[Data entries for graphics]

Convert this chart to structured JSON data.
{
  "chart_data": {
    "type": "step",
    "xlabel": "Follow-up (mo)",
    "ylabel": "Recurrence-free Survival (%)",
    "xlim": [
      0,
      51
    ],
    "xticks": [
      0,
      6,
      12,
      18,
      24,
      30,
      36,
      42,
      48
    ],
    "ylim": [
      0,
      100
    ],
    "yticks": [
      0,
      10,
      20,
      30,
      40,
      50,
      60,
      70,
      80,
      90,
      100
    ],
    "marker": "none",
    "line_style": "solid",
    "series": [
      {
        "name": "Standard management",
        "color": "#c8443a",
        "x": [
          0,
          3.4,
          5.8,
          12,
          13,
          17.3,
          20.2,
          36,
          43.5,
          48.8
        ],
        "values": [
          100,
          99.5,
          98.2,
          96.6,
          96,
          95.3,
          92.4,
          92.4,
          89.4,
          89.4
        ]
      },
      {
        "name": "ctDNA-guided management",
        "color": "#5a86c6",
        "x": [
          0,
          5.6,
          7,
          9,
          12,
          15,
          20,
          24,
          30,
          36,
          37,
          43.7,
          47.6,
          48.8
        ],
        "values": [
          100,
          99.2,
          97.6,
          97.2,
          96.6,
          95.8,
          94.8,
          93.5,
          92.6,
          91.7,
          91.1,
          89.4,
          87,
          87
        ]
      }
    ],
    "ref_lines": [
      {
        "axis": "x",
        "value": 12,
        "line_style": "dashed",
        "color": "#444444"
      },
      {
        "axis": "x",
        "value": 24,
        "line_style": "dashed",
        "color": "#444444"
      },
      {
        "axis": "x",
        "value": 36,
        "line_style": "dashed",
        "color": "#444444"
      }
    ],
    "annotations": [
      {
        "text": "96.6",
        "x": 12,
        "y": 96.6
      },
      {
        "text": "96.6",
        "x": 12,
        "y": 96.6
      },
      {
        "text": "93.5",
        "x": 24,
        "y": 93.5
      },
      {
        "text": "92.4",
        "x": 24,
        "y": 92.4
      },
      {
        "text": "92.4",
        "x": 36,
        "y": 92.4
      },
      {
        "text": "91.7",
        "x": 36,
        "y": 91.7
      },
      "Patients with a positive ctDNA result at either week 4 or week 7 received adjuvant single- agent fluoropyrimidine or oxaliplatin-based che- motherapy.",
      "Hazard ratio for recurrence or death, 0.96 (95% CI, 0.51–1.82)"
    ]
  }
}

- The task -
Within the records, filter for lines that contain the word "ctDNA" and show each one.

- Result -
        "name": "ctDNA-guided management",
      "Patients with a positive ctDNA result at either week 4 or week 7 received adjuvant single- agent fluoropyrimidine or oxaliplatin-based che- motherapy.",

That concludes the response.